→ Written instruction
Identify each line holding the string "Resection" and copy it.

┌────────

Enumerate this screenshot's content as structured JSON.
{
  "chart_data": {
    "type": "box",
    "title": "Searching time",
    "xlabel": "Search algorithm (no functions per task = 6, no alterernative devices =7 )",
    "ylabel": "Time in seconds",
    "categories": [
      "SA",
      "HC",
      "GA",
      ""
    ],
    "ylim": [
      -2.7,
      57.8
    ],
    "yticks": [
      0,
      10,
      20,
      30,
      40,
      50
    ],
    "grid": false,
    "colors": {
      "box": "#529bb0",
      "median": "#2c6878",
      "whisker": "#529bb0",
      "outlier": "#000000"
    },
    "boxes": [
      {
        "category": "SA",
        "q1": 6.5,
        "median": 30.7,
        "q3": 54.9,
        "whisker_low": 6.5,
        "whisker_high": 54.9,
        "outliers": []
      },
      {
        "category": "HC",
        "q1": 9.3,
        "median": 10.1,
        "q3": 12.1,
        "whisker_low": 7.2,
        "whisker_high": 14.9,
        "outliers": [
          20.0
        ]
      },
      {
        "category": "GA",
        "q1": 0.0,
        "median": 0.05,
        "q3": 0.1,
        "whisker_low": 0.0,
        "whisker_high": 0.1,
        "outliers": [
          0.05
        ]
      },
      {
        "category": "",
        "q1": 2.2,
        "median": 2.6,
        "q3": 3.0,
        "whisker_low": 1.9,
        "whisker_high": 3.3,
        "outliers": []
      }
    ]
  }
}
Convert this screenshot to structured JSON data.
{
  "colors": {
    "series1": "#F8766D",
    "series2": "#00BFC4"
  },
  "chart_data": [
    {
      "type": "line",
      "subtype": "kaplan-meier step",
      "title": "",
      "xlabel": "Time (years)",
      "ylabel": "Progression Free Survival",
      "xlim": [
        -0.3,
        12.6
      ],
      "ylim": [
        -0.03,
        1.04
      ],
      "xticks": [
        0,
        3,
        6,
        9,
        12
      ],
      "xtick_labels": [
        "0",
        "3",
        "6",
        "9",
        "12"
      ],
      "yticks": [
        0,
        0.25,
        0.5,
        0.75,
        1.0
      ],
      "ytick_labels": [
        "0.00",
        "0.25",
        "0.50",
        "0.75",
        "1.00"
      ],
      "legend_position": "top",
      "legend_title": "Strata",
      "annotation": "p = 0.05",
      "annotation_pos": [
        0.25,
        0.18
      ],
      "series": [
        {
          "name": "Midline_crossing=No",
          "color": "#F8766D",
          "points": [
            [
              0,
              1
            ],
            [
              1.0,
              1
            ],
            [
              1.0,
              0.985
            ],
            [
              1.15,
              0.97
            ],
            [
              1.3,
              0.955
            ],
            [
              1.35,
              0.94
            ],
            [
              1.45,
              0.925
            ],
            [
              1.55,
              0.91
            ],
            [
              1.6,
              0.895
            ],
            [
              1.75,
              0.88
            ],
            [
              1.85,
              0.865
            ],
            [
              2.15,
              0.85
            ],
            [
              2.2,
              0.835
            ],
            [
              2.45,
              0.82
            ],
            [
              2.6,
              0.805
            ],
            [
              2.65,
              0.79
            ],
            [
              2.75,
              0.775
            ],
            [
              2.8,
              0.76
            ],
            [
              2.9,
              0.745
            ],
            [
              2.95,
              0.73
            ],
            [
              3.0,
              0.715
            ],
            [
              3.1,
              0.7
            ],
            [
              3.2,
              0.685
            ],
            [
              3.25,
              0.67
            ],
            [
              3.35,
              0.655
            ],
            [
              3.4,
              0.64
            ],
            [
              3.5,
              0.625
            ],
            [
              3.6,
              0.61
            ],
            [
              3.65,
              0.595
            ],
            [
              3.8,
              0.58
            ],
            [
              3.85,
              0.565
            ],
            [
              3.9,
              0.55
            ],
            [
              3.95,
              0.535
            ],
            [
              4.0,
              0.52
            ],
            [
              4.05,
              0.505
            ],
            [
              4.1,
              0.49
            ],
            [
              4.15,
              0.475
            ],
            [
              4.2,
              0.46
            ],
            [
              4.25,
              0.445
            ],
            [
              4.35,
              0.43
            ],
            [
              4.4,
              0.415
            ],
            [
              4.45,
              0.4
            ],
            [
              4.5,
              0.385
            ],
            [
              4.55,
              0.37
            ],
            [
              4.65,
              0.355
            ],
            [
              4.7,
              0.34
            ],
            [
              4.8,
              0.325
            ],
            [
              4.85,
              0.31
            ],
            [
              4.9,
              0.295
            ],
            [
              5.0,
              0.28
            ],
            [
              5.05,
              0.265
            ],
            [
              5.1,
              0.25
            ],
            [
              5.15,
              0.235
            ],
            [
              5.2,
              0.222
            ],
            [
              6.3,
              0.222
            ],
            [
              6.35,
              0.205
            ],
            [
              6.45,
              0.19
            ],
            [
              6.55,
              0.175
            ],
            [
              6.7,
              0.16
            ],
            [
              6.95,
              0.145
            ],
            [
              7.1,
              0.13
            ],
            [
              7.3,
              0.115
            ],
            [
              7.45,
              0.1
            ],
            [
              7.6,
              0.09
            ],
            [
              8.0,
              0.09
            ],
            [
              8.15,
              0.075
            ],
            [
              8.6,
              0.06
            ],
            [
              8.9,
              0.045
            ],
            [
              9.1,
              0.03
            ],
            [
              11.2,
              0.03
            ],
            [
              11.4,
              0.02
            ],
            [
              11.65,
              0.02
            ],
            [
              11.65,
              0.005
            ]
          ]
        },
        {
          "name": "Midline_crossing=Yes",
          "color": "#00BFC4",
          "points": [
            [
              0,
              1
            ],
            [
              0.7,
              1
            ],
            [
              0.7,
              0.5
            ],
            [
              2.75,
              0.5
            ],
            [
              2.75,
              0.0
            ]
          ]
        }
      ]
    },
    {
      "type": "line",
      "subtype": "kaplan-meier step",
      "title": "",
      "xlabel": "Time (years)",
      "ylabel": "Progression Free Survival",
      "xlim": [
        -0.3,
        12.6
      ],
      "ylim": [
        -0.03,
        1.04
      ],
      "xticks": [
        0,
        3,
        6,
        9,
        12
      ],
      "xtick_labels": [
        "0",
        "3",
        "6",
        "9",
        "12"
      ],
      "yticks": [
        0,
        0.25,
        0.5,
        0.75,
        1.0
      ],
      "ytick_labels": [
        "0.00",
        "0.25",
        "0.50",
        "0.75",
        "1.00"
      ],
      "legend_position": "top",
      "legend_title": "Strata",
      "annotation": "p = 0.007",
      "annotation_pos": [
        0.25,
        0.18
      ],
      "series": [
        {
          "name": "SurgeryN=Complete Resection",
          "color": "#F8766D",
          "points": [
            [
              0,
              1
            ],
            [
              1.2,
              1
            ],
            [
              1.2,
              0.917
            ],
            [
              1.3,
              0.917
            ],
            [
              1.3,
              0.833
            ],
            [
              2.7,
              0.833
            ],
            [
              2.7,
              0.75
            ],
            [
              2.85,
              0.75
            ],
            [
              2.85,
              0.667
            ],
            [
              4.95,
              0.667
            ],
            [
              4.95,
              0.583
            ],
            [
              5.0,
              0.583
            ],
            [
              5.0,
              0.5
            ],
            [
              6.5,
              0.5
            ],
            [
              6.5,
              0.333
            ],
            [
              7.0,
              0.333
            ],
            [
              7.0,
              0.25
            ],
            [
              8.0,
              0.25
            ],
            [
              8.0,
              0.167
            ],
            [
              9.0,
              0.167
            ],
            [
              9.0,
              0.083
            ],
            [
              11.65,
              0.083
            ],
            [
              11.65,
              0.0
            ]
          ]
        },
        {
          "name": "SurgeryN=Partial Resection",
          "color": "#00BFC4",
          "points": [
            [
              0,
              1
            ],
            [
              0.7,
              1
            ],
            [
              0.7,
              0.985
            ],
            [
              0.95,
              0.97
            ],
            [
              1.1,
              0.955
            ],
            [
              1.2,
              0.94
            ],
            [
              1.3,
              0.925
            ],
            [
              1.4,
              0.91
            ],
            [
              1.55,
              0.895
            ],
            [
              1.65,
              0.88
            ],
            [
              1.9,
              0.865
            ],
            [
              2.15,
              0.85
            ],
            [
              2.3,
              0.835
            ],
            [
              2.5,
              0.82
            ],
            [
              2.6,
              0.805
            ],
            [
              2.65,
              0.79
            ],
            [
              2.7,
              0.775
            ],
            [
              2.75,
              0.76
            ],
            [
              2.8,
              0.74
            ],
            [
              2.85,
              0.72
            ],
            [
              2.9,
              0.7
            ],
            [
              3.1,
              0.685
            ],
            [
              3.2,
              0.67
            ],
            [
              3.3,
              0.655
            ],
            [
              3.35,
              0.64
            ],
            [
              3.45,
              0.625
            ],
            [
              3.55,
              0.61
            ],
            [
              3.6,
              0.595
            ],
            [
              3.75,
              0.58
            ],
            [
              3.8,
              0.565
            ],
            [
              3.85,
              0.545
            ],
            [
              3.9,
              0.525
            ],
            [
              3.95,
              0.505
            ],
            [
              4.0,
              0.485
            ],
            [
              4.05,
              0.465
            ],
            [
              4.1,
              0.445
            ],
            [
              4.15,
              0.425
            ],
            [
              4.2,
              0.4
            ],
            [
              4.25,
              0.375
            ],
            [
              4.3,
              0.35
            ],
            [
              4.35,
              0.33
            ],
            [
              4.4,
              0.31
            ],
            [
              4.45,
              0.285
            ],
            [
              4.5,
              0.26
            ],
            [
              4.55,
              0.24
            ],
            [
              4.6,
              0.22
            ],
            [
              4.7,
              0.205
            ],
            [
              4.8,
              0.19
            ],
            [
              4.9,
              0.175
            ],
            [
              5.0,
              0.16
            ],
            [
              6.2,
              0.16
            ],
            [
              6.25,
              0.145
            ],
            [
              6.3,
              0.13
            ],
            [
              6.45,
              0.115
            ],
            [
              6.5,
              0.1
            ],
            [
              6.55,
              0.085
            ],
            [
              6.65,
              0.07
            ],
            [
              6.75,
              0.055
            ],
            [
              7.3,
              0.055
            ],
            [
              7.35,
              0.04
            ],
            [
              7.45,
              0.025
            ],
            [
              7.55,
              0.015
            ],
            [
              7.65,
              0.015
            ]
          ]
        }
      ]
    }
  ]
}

└────────

→ Task response
          "name": "SurgeryN=Complete Resection",
          "name": "SurgeryN=Partial Resection",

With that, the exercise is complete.